§ The exercise: Copy the rows below without changes, from the first one through the line containing "series-segment-solid <box>993 656", including both ends.

§ Input rows:

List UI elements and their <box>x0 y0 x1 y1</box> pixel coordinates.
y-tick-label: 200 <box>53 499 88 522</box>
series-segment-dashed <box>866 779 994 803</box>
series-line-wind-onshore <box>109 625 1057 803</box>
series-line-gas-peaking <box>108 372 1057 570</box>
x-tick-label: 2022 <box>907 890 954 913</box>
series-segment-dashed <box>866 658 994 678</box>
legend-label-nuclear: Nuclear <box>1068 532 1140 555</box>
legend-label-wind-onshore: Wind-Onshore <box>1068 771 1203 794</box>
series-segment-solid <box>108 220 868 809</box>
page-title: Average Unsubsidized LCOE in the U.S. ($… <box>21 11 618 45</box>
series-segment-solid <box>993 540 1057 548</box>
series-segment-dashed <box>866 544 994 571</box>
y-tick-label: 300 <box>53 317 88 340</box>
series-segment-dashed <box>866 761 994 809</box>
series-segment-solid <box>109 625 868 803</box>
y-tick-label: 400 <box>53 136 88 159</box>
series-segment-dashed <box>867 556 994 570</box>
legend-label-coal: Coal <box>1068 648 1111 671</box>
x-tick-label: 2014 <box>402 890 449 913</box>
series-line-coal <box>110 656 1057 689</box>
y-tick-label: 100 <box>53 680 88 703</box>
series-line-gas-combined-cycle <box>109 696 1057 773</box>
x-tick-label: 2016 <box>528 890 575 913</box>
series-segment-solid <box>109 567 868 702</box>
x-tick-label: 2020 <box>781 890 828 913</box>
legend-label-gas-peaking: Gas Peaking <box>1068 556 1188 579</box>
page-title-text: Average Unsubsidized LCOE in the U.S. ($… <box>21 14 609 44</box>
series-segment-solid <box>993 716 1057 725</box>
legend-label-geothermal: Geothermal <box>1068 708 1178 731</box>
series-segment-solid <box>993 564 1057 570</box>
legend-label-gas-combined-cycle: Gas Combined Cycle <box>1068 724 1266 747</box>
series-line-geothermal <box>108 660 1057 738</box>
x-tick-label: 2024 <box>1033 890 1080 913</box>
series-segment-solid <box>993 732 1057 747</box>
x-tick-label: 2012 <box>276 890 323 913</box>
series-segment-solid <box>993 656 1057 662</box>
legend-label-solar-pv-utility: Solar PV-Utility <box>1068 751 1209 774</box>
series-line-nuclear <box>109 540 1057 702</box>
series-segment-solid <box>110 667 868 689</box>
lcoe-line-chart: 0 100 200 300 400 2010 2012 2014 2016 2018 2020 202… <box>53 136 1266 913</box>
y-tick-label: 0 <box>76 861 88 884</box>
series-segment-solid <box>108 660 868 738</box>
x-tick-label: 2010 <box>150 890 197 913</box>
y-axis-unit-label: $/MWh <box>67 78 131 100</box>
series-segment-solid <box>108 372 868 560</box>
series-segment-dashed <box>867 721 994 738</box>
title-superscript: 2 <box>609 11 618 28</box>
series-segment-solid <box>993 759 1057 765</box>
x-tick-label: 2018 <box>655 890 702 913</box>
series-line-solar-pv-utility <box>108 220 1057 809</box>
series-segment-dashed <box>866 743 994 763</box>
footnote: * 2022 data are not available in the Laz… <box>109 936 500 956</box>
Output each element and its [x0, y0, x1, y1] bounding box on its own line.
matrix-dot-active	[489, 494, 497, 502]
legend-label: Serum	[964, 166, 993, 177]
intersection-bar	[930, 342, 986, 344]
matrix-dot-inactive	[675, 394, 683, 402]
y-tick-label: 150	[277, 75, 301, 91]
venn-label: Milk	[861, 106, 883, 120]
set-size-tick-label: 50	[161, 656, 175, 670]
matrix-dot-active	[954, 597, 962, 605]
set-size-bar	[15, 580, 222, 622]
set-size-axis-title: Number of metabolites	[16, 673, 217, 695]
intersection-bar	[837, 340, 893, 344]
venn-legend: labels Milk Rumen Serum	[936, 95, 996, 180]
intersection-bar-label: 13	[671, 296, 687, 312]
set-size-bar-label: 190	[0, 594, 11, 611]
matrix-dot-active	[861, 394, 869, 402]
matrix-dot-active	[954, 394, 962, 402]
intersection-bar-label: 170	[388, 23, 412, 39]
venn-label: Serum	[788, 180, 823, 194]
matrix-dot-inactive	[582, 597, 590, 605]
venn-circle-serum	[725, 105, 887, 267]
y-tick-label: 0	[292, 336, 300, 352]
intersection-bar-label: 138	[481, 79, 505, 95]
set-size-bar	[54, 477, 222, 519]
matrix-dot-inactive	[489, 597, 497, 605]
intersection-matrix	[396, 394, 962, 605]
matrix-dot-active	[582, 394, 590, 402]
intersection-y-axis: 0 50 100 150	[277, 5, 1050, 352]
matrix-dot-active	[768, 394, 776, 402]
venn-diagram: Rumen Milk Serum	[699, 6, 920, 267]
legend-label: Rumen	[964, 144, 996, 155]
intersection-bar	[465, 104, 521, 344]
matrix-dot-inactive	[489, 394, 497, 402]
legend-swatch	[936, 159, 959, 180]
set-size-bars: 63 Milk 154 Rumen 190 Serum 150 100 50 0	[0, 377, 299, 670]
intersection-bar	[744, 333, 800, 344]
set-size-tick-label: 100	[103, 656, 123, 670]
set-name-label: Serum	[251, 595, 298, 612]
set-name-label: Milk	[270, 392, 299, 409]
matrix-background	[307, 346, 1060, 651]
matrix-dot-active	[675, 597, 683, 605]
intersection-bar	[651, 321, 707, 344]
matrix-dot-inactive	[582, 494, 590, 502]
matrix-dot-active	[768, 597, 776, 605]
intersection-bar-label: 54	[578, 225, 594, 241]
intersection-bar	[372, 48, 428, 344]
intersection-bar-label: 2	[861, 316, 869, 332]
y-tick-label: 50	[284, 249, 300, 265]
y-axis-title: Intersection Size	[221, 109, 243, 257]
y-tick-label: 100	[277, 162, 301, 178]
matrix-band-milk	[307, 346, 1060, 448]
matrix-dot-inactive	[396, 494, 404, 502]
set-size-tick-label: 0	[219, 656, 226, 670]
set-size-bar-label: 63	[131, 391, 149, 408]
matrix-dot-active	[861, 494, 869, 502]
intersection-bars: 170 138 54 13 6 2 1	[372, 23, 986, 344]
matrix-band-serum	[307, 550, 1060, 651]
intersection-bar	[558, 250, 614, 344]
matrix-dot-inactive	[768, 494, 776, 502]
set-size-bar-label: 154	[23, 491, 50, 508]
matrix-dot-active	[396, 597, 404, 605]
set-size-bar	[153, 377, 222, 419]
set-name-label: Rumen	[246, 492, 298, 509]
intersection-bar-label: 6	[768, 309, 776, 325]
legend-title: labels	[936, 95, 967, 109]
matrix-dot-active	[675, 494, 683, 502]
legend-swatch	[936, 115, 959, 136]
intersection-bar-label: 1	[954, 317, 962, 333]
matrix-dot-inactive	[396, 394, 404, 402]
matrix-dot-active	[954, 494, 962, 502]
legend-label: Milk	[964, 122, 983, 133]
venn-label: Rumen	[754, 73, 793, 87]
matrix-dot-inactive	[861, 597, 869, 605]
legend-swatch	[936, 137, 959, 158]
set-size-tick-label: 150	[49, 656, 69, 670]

§ Problem solution:
List UI elements and their <box>x0 y0 x1 y1</box> pixel coordinates.
y-tick-label: 200 <box>53 499 88 522</box>
series-segment-dashed <box>866 779 994 803</box>
series-line-wind-onshore <box>109 625 1057 803</box>
series-line-gas-peaking <box>108 372 1057 570</box>
x-tick-label: 2022 <box>907 890 954 913</box>
series-segment-dashed <box>866 658 994 678</box>
legend-label-nuclear: Nuclear <box>1068 532 1140 555</box>
legend-label-wind-onshore: Wind-Onshore <box>1068 771 1203 794</box>
series-segment-solid <box>108 220 868 809</box>
page-title: Average Unsubsidized LCOE in the U.S. ($… <box>21 11 618 45</box>
series-segment-solid <box>993 540 1057 548</box>
series-segment-dashed <box>866 544 994 571</box>
y-tick-label: 300 <box>53 317 88 340</box>
series-segment-dashed <box>866 761 994 809</box>
series-segment-solid <box>109 625 868 803</box>
y-tick-label: 400 <box>53 136 88 159</box>
series-segment-dashed <box>867 556 994 570</box>
legend-label-coal: Coal <box>1068 648 1111 671</box>
x-tick-label: 2014 <box>402 890 449 913</box>
series-line-coal <box>110 656 1057 689</box>
y-tick-label: 100 <box>53 680 88 703</box>
series-line-gas-combined-cycle <box>109 696 1057 773</box>
x-tick-label: 2016 <box>528 890 575 913</box>
series-segment-solid <box>109 567 868 702</box>
x-tick-label: 2020 <box>781 890 828 913</box>
legend-label-gas-peaking: Gas Peaking <box>1068 556 1188 579</box>
page-title-text: Average Unsubsidized LCOE in the U.S. ($… <box>21 14 609 44</box>
series-segment-solid <box>993 716 1057 725</box>
legend-label-geothermal: Geothermal <box>1068 708 1178 731</box>
series-segment-solid <box>993 564 1057 570</box>
legend-label-gas-combined-cycle: Gas Combined Cycle <box>1068 724 1266 747</box>
series-line-geothermal <box>108 660 1057 738</box>
x-tick-label: 2024 <box>1033 890 1080 913</box>
series-segment-solid <box>993 732 1057 747</box>
x-tick-label: 2012 <box>276 890 323 913</box>
series-segment-solid <box>993 656 1057 662</box>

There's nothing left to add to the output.